Stored data:
━━━
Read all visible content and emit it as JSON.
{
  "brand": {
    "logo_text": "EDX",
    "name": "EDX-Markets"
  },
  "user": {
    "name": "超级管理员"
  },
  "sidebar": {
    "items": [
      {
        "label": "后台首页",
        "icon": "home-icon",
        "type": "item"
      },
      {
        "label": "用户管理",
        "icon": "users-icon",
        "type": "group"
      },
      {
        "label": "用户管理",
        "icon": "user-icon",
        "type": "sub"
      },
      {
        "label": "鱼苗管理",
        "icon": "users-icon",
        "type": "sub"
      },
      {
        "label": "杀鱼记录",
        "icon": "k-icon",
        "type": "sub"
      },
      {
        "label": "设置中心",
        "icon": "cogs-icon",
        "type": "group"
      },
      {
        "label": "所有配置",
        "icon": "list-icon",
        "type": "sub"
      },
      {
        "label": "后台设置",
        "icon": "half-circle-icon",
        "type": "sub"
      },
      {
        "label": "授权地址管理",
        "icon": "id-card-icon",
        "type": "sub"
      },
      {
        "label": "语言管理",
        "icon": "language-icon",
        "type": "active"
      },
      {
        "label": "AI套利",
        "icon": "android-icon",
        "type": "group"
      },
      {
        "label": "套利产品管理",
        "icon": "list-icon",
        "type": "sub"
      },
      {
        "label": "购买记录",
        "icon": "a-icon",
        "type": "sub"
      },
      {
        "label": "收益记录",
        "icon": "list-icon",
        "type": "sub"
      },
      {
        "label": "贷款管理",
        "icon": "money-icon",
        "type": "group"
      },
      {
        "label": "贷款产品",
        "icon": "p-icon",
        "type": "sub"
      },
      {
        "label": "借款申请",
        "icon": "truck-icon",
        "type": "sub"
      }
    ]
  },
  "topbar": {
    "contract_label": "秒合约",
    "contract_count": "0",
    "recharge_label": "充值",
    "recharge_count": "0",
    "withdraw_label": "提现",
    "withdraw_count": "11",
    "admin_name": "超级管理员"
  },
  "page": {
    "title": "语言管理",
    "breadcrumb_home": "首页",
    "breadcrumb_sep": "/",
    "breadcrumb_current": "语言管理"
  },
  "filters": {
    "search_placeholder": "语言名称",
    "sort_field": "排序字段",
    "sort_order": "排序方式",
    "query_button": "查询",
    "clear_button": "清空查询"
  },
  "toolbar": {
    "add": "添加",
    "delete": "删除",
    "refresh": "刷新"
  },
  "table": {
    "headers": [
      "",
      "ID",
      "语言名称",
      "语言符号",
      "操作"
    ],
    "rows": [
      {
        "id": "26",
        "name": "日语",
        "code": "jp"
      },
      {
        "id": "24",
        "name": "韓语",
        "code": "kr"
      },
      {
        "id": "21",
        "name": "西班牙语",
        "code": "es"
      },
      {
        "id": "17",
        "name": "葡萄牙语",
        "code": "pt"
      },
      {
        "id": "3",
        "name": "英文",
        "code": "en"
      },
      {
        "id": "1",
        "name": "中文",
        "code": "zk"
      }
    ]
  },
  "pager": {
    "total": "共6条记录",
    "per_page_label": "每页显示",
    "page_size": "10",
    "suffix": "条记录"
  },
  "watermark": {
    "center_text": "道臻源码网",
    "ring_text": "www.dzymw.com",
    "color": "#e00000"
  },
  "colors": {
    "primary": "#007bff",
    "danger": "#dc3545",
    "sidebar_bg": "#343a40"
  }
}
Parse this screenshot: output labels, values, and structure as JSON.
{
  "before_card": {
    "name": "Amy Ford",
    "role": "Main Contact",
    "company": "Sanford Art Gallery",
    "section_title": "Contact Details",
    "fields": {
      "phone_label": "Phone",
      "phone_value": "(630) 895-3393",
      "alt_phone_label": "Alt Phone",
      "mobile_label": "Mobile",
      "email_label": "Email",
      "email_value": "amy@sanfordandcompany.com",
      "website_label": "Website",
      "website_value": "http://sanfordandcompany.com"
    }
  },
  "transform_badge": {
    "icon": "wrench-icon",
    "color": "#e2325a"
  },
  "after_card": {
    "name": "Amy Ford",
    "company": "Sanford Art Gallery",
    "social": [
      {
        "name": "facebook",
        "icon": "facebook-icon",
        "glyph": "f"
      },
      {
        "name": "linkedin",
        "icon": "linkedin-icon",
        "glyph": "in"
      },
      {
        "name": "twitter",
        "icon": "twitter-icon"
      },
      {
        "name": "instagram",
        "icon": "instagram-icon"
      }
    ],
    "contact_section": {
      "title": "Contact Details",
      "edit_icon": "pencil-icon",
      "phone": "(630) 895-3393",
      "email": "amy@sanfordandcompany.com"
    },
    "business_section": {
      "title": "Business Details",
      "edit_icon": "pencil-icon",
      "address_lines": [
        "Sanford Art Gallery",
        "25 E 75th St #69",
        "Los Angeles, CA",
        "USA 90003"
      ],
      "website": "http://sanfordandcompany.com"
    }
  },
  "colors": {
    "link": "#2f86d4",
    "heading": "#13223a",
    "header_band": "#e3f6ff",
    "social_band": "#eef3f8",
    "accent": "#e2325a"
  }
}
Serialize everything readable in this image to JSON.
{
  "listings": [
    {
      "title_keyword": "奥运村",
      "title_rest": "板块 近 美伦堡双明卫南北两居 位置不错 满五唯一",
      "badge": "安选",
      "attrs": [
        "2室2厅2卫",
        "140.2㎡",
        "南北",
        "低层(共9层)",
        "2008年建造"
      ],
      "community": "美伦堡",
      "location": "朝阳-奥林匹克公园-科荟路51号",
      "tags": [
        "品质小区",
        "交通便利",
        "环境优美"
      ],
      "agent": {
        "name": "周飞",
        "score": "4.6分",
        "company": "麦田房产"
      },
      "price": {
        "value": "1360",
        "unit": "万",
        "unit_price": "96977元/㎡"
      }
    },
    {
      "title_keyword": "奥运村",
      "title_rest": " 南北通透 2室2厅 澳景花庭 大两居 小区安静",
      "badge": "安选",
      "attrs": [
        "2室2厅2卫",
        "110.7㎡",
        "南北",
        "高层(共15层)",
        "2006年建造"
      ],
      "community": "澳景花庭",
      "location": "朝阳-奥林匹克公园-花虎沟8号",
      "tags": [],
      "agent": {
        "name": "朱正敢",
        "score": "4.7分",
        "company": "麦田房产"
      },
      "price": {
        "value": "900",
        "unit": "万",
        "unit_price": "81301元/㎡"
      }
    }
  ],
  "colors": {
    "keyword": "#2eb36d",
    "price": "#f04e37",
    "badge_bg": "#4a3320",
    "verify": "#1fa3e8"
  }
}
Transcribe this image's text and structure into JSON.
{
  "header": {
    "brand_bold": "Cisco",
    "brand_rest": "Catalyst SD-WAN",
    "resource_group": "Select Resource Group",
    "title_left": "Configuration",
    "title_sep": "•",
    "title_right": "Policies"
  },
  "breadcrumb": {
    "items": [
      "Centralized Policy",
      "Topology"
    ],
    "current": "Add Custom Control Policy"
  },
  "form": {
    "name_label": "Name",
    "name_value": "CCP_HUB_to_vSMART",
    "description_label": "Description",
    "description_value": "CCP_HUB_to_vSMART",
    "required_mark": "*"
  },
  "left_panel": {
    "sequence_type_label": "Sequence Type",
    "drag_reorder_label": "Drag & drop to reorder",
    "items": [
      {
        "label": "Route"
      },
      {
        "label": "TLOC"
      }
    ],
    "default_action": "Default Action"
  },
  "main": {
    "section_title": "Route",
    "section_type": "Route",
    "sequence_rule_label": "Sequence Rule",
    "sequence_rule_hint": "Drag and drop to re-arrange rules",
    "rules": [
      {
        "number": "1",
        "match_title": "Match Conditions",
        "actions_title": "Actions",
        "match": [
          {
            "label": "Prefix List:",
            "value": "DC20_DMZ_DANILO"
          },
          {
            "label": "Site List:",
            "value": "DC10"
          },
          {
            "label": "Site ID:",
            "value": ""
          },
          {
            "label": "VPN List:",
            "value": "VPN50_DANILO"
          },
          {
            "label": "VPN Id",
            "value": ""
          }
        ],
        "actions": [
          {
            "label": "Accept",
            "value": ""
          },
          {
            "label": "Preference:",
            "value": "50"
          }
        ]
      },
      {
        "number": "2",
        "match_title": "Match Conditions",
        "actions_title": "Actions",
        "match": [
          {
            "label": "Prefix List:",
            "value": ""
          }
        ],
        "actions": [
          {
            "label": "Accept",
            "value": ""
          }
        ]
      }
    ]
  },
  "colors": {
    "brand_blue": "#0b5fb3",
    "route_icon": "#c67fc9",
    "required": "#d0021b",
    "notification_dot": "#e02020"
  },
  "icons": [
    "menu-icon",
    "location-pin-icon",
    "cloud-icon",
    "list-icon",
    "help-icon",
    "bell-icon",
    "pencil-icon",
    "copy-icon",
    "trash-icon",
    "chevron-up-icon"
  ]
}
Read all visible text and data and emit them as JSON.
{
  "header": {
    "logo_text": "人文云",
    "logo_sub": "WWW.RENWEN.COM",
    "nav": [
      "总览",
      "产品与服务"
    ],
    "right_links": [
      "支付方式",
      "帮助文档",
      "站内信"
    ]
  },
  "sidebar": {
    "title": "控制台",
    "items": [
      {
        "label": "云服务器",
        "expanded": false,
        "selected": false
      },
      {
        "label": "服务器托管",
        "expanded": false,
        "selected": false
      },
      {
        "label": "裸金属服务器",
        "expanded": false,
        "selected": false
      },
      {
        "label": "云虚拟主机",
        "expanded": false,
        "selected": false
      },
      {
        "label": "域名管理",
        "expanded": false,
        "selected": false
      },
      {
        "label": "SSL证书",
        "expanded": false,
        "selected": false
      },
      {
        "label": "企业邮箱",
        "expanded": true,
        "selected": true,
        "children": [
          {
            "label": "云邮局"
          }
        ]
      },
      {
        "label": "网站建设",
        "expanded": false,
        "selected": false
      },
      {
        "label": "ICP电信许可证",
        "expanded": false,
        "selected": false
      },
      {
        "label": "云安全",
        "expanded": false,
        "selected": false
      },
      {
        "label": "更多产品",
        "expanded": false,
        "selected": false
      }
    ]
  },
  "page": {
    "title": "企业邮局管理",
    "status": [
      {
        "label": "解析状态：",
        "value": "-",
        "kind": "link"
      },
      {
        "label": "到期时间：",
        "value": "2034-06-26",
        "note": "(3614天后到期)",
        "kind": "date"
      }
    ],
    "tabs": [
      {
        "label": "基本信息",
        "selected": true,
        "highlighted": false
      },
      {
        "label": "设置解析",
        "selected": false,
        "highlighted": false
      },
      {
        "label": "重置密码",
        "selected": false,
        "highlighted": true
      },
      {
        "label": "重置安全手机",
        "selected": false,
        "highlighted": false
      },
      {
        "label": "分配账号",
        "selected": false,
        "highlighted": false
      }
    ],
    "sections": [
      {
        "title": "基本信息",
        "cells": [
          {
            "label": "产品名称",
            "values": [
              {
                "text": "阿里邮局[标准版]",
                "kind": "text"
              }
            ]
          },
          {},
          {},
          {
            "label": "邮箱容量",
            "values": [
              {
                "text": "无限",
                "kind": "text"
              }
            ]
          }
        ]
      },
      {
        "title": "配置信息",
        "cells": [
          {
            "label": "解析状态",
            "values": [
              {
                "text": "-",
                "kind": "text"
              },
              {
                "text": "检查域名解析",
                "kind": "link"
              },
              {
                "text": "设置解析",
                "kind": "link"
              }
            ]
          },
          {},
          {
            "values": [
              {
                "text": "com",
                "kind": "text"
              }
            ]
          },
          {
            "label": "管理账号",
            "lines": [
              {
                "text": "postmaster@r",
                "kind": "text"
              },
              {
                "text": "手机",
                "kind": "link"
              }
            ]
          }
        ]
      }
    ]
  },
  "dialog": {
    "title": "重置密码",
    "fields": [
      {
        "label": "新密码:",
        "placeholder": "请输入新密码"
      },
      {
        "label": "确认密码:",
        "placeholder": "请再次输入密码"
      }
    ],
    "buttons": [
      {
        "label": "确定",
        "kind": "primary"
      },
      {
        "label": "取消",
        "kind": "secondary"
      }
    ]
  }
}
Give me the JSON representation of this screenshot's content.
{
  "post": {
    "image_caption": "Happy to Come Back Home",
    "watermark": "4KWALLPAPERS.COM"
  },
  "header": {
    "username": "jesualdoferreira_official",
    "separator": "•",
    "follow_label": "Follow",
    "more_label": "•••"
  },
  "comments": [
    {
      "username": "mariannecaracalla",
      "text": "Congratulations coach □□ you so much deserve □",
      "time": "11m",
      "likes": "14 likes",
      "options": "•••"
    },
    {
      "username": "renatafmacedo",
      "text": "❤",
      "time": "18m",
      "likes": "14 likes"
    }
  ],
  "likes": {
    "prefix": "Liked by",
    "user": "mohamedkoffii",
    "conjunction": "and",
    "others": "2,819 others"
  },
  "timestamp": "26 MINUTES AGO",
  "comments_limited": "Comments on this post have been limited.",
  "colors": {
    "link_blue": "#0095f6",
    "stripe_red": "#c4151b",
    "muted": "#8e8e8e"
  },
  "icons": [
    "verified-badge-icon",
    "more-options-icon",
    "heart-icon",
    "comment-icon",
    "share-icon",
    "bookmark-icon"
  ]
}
━━━
> [Exercise aim] Gather from the records above every line containing the string "watermark".

> [Expected output]
  "watermark": {
    "watermark": "4KWALLPAPERS.COM"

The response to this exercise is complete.